══ Source excerpt ══

The opinion of the court was delivered by: JONES
This action, as asserted by the plaintiffs in their second amended complaint, was brought against the defendants under § 4 of the Clayton Act (15 U.S.C. § 15), to recover treble damages and obtain injunctive relief because of alleged violations by the defendants of §§ 1, 2 and 3 of the Sherman Act (15 U.S.C. §§ 1, 2 and 3). Only the first three claims of plaintiffs' second amended complaint are pertinent to the matter before the Court. Those claims are set forth separately in what plaintiffs have denominated Counts 1, 2 and 3. The plaintiffs and some of the defendants have filed cross motions for partial summary judgments.
The defendants joining in a motion for partial summary judgment are the National Football League, the District of Columbia Armory Board and its individual members and Pro-Football, Inc., hereinafter referred to as "Redskins."
Count 1 of the second amended complaint charges the defendants with entering into a contract in restraint of trade in violation of §§ 1 and 3 of the Sherman Act. Count 2 of the second amended complaint charges the defendant Redskins as being engaged in an attempt to monopolize the business of professional football in the District of Columbia in violation of §§ 2 and 3 of the Sherman Act. Count 3 of the second amended complaint charges the defendants Redskins and the National Football League of having been engaged and now being engaged in an unlawful conspiracy to restrain and monopolize, and of engaging in an attempt to monopolize, and of having monopolized, the business of professional football in the District of Columbia in violation of §§ 1, 2 and 3 of the Sherman Act.

═══

_Stated exercise a_. Retype the part of the listing that opens with the line containing "stat-next: 7800 [396, 134, 424, 147]" and closes with the line containing "rune-silhouette-icon [113, 298, 137, 326]", keeping every line as it appears.

══ Raw records ══

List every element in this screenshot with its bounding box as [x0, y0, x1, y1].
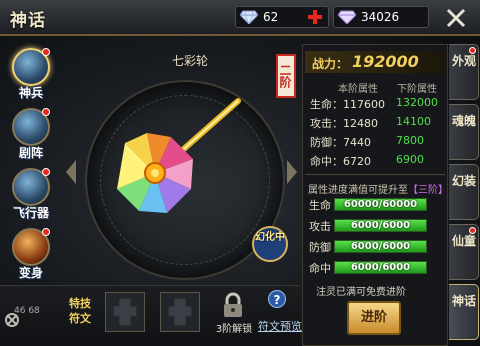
stat-next: 7800 [396, 134, 424, 147]
power-label: 战力： [312, 57, 349, 71]
stat-next: 6900 [396, 153, 424, 166]
weapon-name: 七彩轮 [171, 54, 208, 68]
progress-title-text: 属性进度满值可提升至 [308, 185, 408, 196]
tab-fairy-child[interactable]: 仙童 [449, 224, 479, 280]
nav-label: 神兵 [18, 86, 43, 100]
top-bar: 神话 62 34026 [0, 0, 480, 36]
gem-icon [338, 10, 356, 24]
diamond-count: 62 [263, 10, 279, 24]
tab-soul[interactable]: 魂魄 [449, 104, 479, 160]
nav-item-divine-weapon[interactable]: 神兵 [6, 46, 56, 104]
rune-silhouette-icon [113, 298, 137, 326]
seven-color-wheel-weapon [117, 98, 241, 213]
progress-label: 攻击 [309, 220, 331, 233]
transform-label: 幻化中 [255, 232, 285, 243]
rune-slot[interactable] [105, 292, 145, 332]
lock-icon [224, 292, 242, 317]
progress-label: 防御 [309, 241, 331, 254]
next-tier-header: 下阶属性 [397, 84, 437, 95]
rune-silhouette-icon [168, 298, 192, 326]
advance-button[interactable]: 进阶 [347, 301, 401, 335]
tab-appearance[interactable]: 外观 [449, 44, 479, 100]
gem-counter: 34026 [333, 6, 429, 28]
notification-dot [469, 47, 476, 54]
tab-mythology[interactable]: 神话 [449, 284, 479, 340]
tier-seal: 二阶 [276, 54, 296, 98]
notification-dot [42, 168, 50, 176]
tab-label: 幻装 [451, 174, 476, 188]
free-advance-note: 注灵已满可免费进阶 [316, 287, 406, 298]
progress-row: 命中 6000/6000 [309, 260, 449, 275]
close-icon[interactable] [442, 4, 470, 32]
unlock-tier-label: 3阶解锁 [215, 324, 253, 335]
rune-preview-link[interactable]: 符文预览 [258, 318, 302, 334]
stat-row: 防御：7440 7800 [310, 134, 450, 150]
progress-bar: 6000/6000 [334, 240, 427, 253]
window-title: 神话 [10, 11, 46, 31]
nav-label: 变身 [18, 266, 43, 280]
stat-current: 攻击：12480 [310, 117, 378, 130]
progress-bar: 6000/6000 [334, 261, 427, 274]
progress-label: 生命 [309, 199, 331, 212]
progress-text: 6000/6000 [350, 241, 411, 252]
stat-row: 生命：117600 132000 [310, 96, 450, 112]
recharge-plus-icon[interactable] [307, 9, 323, 25]
divider [305, 174, 445, 175]
notification-dot [42, 108, 50, 116]
help-button[interactable]: ? [268, 290, 286, 308]
tab-label: 魂魄 [451, 114, 476, 128]
stat-current: 生命：117600 [310, 98, 385, 111]
progress-title: 属性进度满值可提升至【三阶】 [308, 181, 448, 196]
stat-row: 攻击：12480 14100 [310, 115, 450, 131]
progress-bar: 6000/6000 [334, 219, 427, 232]
prev-arrow-icon[interactable] [66, 160, 76, 184]
notification-dot [42, 228, 50, 236]
notification-dot [42, 48, 50, 56]
mythology-screen: 神话 62 34026 神兵 剧阵 飞行器 变身 七彩轮 二阶 幻化中 46 6… [0, 0, 480, 346]
power-value: 192000 [352, 52, 419, 71]
tab-label: 神话 [451, 294, 476, 308]
stat-next: 132000 [396, 96, 438, 109]
nav-item-transform[interactable]: 变身 [6, 226, 56, 284]
nav-label: 飞行器 [12, 206, 49, 220]
current-tier-header: 本阶属性 [338, 84, 378, 95]
skill-rune-label: 特技符文 [69, 297, 91, 325]
rune-slot[interactable] [160, 292, 200, 332]
progress-text: 6000/6000 [350, 220, 411, 231]
progress-title-tier: 【三阶】 [408, 185, 448, 196]
stat-next: 14100 [396, 115, 431, 128]
stat-row: 命中：6720 6900 [310, 153, 450, 169]
progress-text: 6000/6000 [350, 262, 411, 273]
progress-bar: 60000/60000 [334, 198, 427, 211]
notification-dot [469, 227, 476, 234]
stat-current: 命中：6720 [310, 155, 371, 168]
nav-item-aircraft[interactable]: 飞行器 [6, 166, 56, 224]
diamond-icon [240, 10, 258, 24]
progress-row: 攻击 6000/6000 [309, 218, 449, 233]
bottom-bar [0, 285, 300, 346]
corner-numbers: 46 68 [14, 306, 40, 316]
progress-row: 生命 60000/60000 [309, 197, 449, 212]
stat-current: 防御：7440 [310, 136, 371, 149]
tab-label: 外观 [451, 54, 476, 68]
nav-label: 剧阵 [18, 146, 43, 160]
progress-label: 命中 [309, 262, 331, 275]
gem-count: 34026 [361, 10, 400, 24]
next-arrow-icon[interactable] [287, 160, 297, 184]
progress-row: 防御 6000/6000 [309, 239, 449, 254]
tab-label: 仙童 [451, 234, 476, 248]
tab-illusion-gear[interactable]: 幻装 [449, 164, 479, 220]
progress-text: 60000/60000 [343, 199, 418, 210]
nav-item-formation[interactable]: 剧阵 [6, 106, 56, 164]
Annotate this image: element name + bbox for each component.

═══

_Stated exercise b_. Extend the court opinion on the antitrust claims against the Redskins and the National Football League, starting after its last sentence.

_Expected output a_.
stat-next: 7800 [396, 134, 424, 147]
power-label: 战力： [312, 57, 349, 71]
stat-next: 6900 [396, 153, 424, 166]
weapon-name: 七彩轮 [171, 54, 208, 68]
progress-title-text: 属性进度满值可提升至 [308, 185, 408, 196]
tab-fairy-child[interactable]: 仙童 [449, 224, 479, 280]
nav-label: 神兵 [18, 86, 43, 100]
top-bar: 神话 62 34026 [0, 0, 480, 36]
gem-icon [338, 10, 356, 24]
diamond-count: 62 [263, 10, 279, 24]
tab-soul[interactable]: 魂魄 [449, 104, 479, 160]
nav-item-divine-weapon[interactable]: 神兵 [6, 46, 56, 104]
rune-silhouette-icon [113, 298, 137, 326]

_Expected output b_.
Essentially the charges made by plaintiffs in Counts 1, 2 and 3 of the second amended complaint arise out of a lease agreement made on December 24, 1959, between the District of Columbia Armory Board and the Redskins and particularly paragraph II(e) of that agreement. By that instrument the Armory Board leased to the Redskins for a period of 30 years, beginning with the football season of 1961 and terminating at the conclusion of the football season of 1990, the now named Robert F. Kennedy Stadium for the purpose of exhibiting all Redskins' home professional football games. The lease provided that at no time during its term would the stadium be let or rented to any professional football team other than the Redskins. Plaintiffs assert that that restrictive covenant constituted a contract in unreasonable restraint of the business of professional football in the District of Columbia; that it granted the Redskins a monopoly of the business of professional football in the District of Columbia. And plaintiffs further assert that the restrictive covenant resulted from an unlawful combination and conspiracy being engaged in by the Redskins and the National Football League to restrain and monopolize professional football in the District of Columbia.
Plaintiffs Hecht, Kagan and Miller describe themselves as joint venturers who desire to participate in the ownership of a professional football team that would play its games in the District of Columbia. They assert that because of the restrictive covenant in the Redskin's lease with the Armory Board they were unable to organize an American Football League team and a Continental Football League team in the District of Columbia. Plaintiff Washington Federals, Inc., is a corporation created for the purpose of organizing and operating in the District of Columbia a professional football team. Plaintiffs Hecht, Kagan and Miller own all of the stock of the Washington Federals, Inc. Plaintiff United States Football League, Inc., is a non-profit corporation which Hecht, Kagan and Miller helped to form. The Washington Federals, Inc., is allegedly a member of the United States Football League, Inc. Neither the Federals nor any other franchise holder in that League has ever employed coaches and players let alone fielded a team or played a game.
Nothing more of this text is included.